**Trecho da notícia:**
__________________________________________________

Justiça Federal derruba cobrança de impostos sobre benefício fiscal de ICMS

Uma das sentenças impede a tributação pelo PIS, Cofins, Imposto de Renda e CSLL

Três recentes decisões judiciais afastaram a tributação de crédito presumido de
ICMS – tipo de benefício fiscal dado a empresas. Duas delas são sentenças
proferidas pela Justiça Federal de São Paulo e a outra é uma liminar dada pelo
desembargador Rubens Calixto, da 3a Turma do Tribunal Regional Federal da 3a
Região (TRF-3). As ações questionam a aplicação da Lei das Subvenções (no
14.789/2023), uma das apostas do Ministério da Fazenda para cumprir as metas
fiscais deste ano.

São as primeiras sentenças da 3a Região, que engloba São Paulo e Mato Grosso do
Sul, que se tem notícia. Uma delas, favorável a uma indústria têxtil, afastou a
cobrança de PIS, Cofins, Imposto de Renda (IRPJ) e CSLL, assim como os efeitos da
nova norma, editada no fim do ano passado. A outra foi parcialmente favorável a
uma empresa de laticínios, vedando a incidência até a entrada em vigor da nova
legislação.

A partir da lei atual, fruto da conversão da Medida Provisória 1.185/2023, a União
passou a poder cobrar imposto sobre os benefícios fiscais de ICMS. Porém, para
tributaristas, a legislação é inconstitucional e desrespeita a jurisprudência sólida do Superior Tribunal de Justiça (STJ). Na visão deles, há uma ofensa ao pacto federativo
e à própria natureza do crédito presumido, que é diferente dos outros tipos de
benefícios – como isenção, diferimento, redução de base de cálculo ou alíquota.

O crédito presumido, afirmam o especialistas, seria o que a doutrina chama de
“grandeza positiva”, enquanto os demais são “grandezas negativas”. Isso quer dizer
que eles têm efeitos contábeis diferentes – em um o crédito é dado à empresa e
representa uma renúncia fiscal para o Estado e, nos outros, há uma desoneração,
que reduz despesa para o contribuinte. Esse foi um dos principais fundamentos na
tese estabelecida pela 1a Seção do STJ, em abril do ano passado, em recurso
repetitivo (Tema 1182).

Nesse acórdão, o ministro relator Benedito Gonçalves reforçou julgamento anterior,
em que se exclui a tributação de IRPJ e CSLL para crédito presumido. Ficou definido
que “a concessão do crédito presumido de ICMS representa renúncia a parcela de
arrecadação, de modo que a tributação pela União desses valores significaria ‘a
irradiação de efeitos indesejados do seu exercício sobre a autonomia da atividade tributante de pessoa política diversa, em desarmonia com valores éticos-
constitucionais inerentes à organicidade do princípio federativo” (EResp 1517492).

__________________________________________________

**Dados do conjunto:**
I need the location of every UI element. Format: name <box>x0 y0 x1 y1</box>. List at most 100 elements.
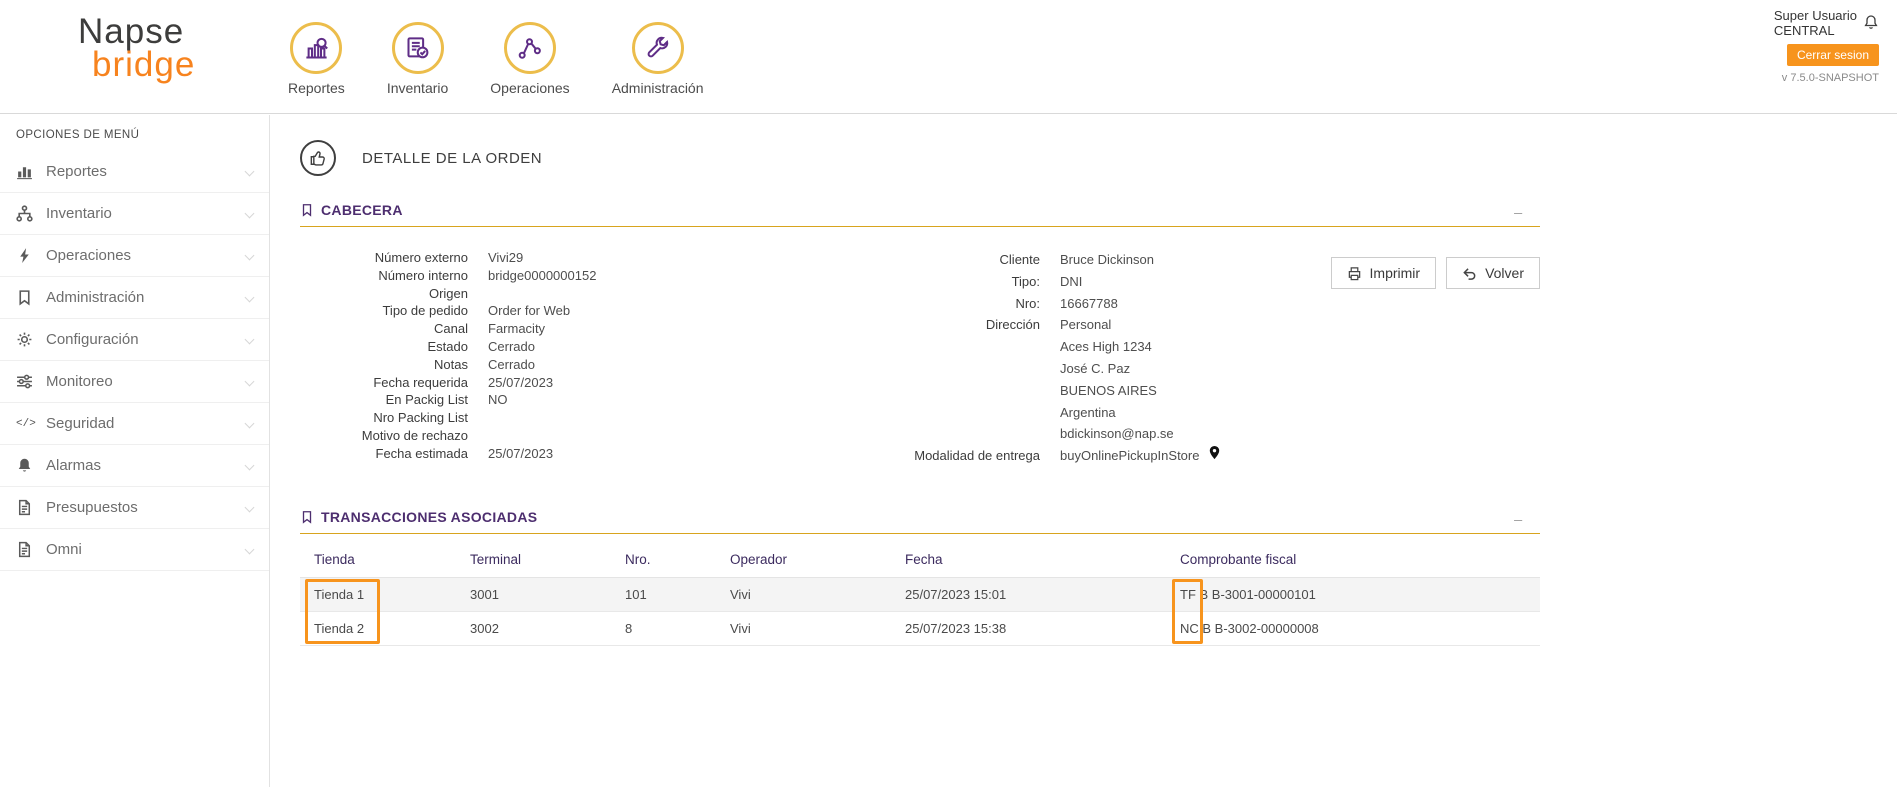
cell-fecha: 25/07/2023 15:01 <box>905 586 1007 602</box>
column-header-terminal: Terminal <box>470 551 522 567</box>
field-value: 16667788 <box>1060 295 1118 311</box>
field-value: Cerrado <box>488 356 535 372</box>
sidebar-item-administracion[interactable]: Administración <box>0 277 269 319</box>
field-value: Personal <box>1060 317 1112 333</box>
table-row[interactable]: Tienda 2 3002 8 Vivi 25/07/2023 15:38 NC… <box>300 612 1540 646</box>
cell-tienda: Tienda 1 <box>314 586 365 602</box>
nav-item-administracion[interactable]: Administración <box>612 22 704 96</box>
sidebar-item-label: Inventario <box>46 205 112 222</box>
field-label: Origen <box>428 285 468 301</box>
cell-terminal: 3001 <box>470 586 499 602</box>
gear-icon <box>16 331 33 348</box>
transactions-header: TRANSACCIONES ASOCIADAS _ <box>300 505 1540 534</box>
cabecera-section: CABECERA _ Número externo Vivi29 Número … <box>300 198 1540 467</box>
chevron-down-icon <box>244 334 255 345</box>
logout-button[interactable]: Cerrar sesion <box>1786 44 1879 66</box>
transactions-section: TRANSACCIONES ASOCIADAS _ Tienda Termina… <box>300 505 1540 646</box>
field-label: Tipo de pedido <box>382 303 468 319</box>
table-header-row: Tienda Terminal Nro. Operador Fecha Comp… <box>300 546 1540 578</box>
address-line: bdickinson@nap.se <box>1060 426 1174 442</box>
field-value: 25/07/2023 <box>488 445 554 461</box>
cell-nro: 8 <box>625 620 633 636</box>
table-row[interactable]: Tienda 1 3001 101 Vivi 25/07/2023 15:01 … <box>300 577 1540 612</box>
collapse-cabecera-button[interactable]: _ <box>1514 198 1522 214</box>
bar-chart-icon <box>16 163 33 180</box>
sidebar-item-alarmas[interactable]: Alarmas <box>0 445 269 487</box>
nav-item-operaciones[interactable]: Operaciones <box>490 22 570 96</box>
nav-item-reportes[interactable]: Reportes <box>288 22 345 96</box>
document-icon <box>16 541 33 558</box>
printer-icon <box>1348 266 1360 280</box>
sidebar-item-label: Operaciones <box>46 247 132 264</box>
table-body: Tienda 1 3001 101 Vivi 25/07/2023 15:01 … <box>300 577 1540 646</box>
chevron-down-icon <box>244 418 255 429</box>
field-row: Nro: 16667788 <box>780 293 1360 315</box>
cabecera-header: CABECERA _ <box>300 198 1540 227</box>
map-pin-icon[interactable] <box>1207 445 1222 467</box>
sidebar-item-inventario[interactable]: Inventario <box>0 193 269 235</box>
column-header-nro: Nro. <box>625 551 651 567</box>
transactions-title: TRANSACCIONES ASOCIADAS <box>321 508 538 525</box>
chevron-down-icon <box>244 376 255 387</box>
user-block: Super Usuario CENTRAL Cerrar sesion v 7.… <box>1774 8 1879 84</box>
nav-label: Inventario <box>386 80 449 96</box>
column-header-fecha: Fecha <box>905 551 943 567</box>
sidebar-item-omni[interactable]: Omni <box>0 529 269 571</box>
bookmark-icon <box>302 204 312 217</box>
field-label: Fecha requerida <box>373 374 468 390</box>
collapse-transactions-button[interactable]: _ <box>1514 505 1522 521</box>
sidebar-item-reportes[interactable]: Reportes <box>0 151 269 193</box>
customer-fields: Cliente Bruce Dickinson Tipo: DNI Nro: 1… <box>780 249 1360 467</box>
field-row: Tipo de pedido Order for Web <box>300 302 780 320</box>
field-row: Cliente Bruce Dickinson <box>780 249 1360 271</box>
sidebar-item-presupuestos[interactable]: Presupuestos <box>0 487 269 529</box>
user-scope: CENTRAL <box>1773 23 1835 38</box>
chevron-down-icon <box>244 208 255 219</box>
brand-logo: Napse bridge <box>78 13 196 84</box>
sidebar-item-configuracion[interactable]: Configuración <box>0 319 269 361</box>
delivery-row: Modalidad de entrega buyOnlinePickupInSt… <box>780 445 1360 467</box>
nav-label: Operaciones <box>490 80 570 96</box>
sidebar-item-label: Reportes <box>46 163 107 180</box>
field-value: DNI <box>1060 273 1083 289</box>
field-value: Order for Web <box>488 303 571 319</box>
cell-fecha: 25/07/2023 15:38 <box>905 620 1007 636</box>
field-row: Dirección Personal <box>780 314 1360 336</box>
sidebar-item-operaciones[interactable]: Operaciones <box>0 235 269 277</box>
sidebar-item-monitoreo[interactable]: Monitoreo <box>0 361 269 403</box>
chevron-down-icon <box>244 544 255 555</box>
bolt-icon <box>16 247 33 264</box>
sidebar-item-label: Presupuestos <box>46 499 138 516</box>
field-label: Número interno <box>378 267 468 283</box>
nav-label: Administración <box>611 80 704 96</box>
sidebar-item-label: Omni <box>46 541 82 558</box>
field-row: En Packig List NO <box>300 391 780 409</box>
delivery-value: buyOnlinePickupInStore <box>1060 448 1200 464</box>
print-button[interactable]: Imprimir <box>1330 257 1437 289</box>
delivery-label: Modalidad de entrega <box>914 448 1040 464</box>
field-label: En Packig List <box>385 392 468 408</box>
brand-logo-bridge: bridge <box>92 44 196 84</box>
sidebar-item-seguridad[interactable]: </> Seguridad <box>0 403 269 445</box>
column-header-comprobante: Comprobante fiscal <box>1180 551 1297 567</box>
sidebar: OPCIONES DE MENÚ Reportes Inventario Ope… <box>0 115 270 787</box>
cell-comprobante: TF B B-3001-00000101 <box>1180 586 1316 602</box>
cell-comprobante: NC B B-3002-00000008 <box>1180 620 1319 636</box>
field-row: Estado Cerrado <box>300 338 780 356</box>
order-fields: Número externo Vivi29 Número interno bri… <box>300 249 780 467</box>
back-button[interactable]: Volver <box>1446 257 1540 289</box>
field-value: bridge0000000152 <box>488 267 597 283</box>
nav-item-inventario[interactable]: Inventario <box>387 22 448 96</box>
field-row: Tipo: DNI <box>780 271 1360 293</box>
column-header-operador: Operador <box>730 551 788 567</box>
top-nav: Reportes Inventario Operaciones Administ… <box>288 22 704 96</box>
field-value: Vivi29 <box>488 250 524 265</box>
sliders-icon <box>16 373 33 390</box>
field-row: Número interno bridge0000000152 <box>300 267 780 285</box>
bookmark-icon <box>302 511 312 524</box>
field-row: Nro Packing List <box>300 409 780 427</box>
field-label: Motivo de rechazo <box>361 427 468 443</box>
chevron-down-icon <box>244 502 255 513</box>
notifications-bell-icon[interactable] <box>1863 14 1879 33</box>
field-label: Cliente <box>999 252 1040 267</box>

__________________________________________________

**Exercício:** Transcreva da notícia sobre o ICMS a passagem que começa em "Três recentes decisões" e vai até "legislação.". As linhas acima não têm relação com a notícia.

**Resposta resolvida:**
Três recentes decisões judiciais afastaram a tributação de crédito presumido de
ICMS – tipo de benefício fiscal dado a empresas. Duas delas são sentenças
proferidas pela Justiça Federal de São Paulo e a outra é uma liminar dada pelo
desembargador Rubens Calixto, da 3a Turma do Tribunal Regional Federal da 3a
Região (TRF-3). As ações questionam a aplicação da Lei das Subvenções (no
14.789/2023), uma das apostas do Ministério da Fazenda para cumprir as metas
fiscais deste ano.

São as primeiras sentenças da 3a Região, que engloba São Paulo e Mato Grosso do
Sul, que se tem notícia. Uma delas, favorável a uma indústria têxtil, afastou a
cobrança de PIS, Cofins, Imposto de Renda (IRPJ) e CSLL, assim como os efeitos da
nova norma, editada no fim do ano passado. A outra foi parcialmente favorável a
uma empresa de laticínios, vedando a incidência até a entrada em vigor da nova
legislação.